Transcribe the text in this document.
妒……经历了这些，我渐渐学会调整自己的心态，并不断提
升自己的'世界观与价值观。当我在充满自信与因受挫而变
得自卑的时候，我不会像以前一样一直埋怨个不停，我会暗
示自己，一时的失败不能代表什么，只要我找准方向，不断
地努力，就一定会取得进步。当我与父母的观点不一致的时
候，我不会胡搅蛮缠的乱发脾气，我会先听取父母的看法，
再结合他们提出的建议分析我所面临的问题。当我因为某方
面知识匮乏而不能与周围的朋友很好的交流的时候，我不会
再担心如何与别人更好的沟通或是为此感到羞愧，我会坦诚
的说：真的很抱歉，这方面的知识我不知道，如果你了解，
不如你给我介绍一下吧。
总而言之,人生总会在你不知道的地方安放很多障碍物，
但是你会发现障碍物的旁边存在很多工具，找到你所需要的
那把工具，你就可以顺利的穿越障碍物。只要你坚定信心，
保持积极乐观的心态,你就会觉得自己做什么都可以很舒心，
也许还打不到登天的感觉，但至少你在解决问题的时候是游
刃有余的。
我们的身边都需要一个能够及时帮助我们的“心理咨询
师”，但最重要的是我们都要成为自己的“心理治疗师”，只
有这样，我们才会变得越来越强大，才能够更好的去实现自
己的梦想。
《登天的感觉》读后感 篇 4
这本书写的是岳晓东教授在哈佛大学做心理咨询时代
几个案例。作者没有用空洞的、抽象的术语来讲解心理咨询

************

Directions for this task - Write the whole listing out again. Keep every line exactly as it is.

Final result -
Transcribe the text in this document.
妒……经历了这些，我渐渐学会调整自己的心态，并不断提
升自己的'世界观与价值观。当我在充满自信与因受挫而变
得自卑的时候，我不会像以前一样一直埋怨个不停，我会暗
示自己，一时的失败不能代表什么，只要我找准方向，不断
地努力，就一定会取得进步。当我与父母的观点不一致的时
候，我不会胡搅蛮缠的乱发脾气，我会先听取父母的看法，
再结合他们提出的建议分析我所面临的问题。当我因为某方
面知识匮乏而不能与周围的朋友很好的交流的时候，我不会
再担心如何与别人更好的沟通或是为此感到羞愧，我会坦诚
的说：真的很抱歉，这方面的知识我不知道，如果你了解，
不如你给我介绍一下吧。
总而言之,人生总会在你不知道的地方安放很多障碍物，
但是你会发现障碍物的旁边存在很多工具，找到你所需要的
那把工具，你就可以顺利的穿越障碍物。只要你坚定信心，
保持积极乐观的心态,你就会觉得自己做什么都可以很舒心，
也许还打不到登天的感觉，但至少你在解决问题的时候是游
刃有余的。
我们的身边都需要一个能够及时帮助我们的“心理咨询
师”，但最重要的是我们都要成为自己的“心理治疗师”，只
有这样，我们才会变得越来越强大，才能够更好的去实现自
己的梦想。
《登天的感觉》读后感 篇 4
这本书写的是岳晓东教授在哈佛大学做心理咨询时代
几个案例。作者没有用空洞的、抽象的术语来讲解心理咨询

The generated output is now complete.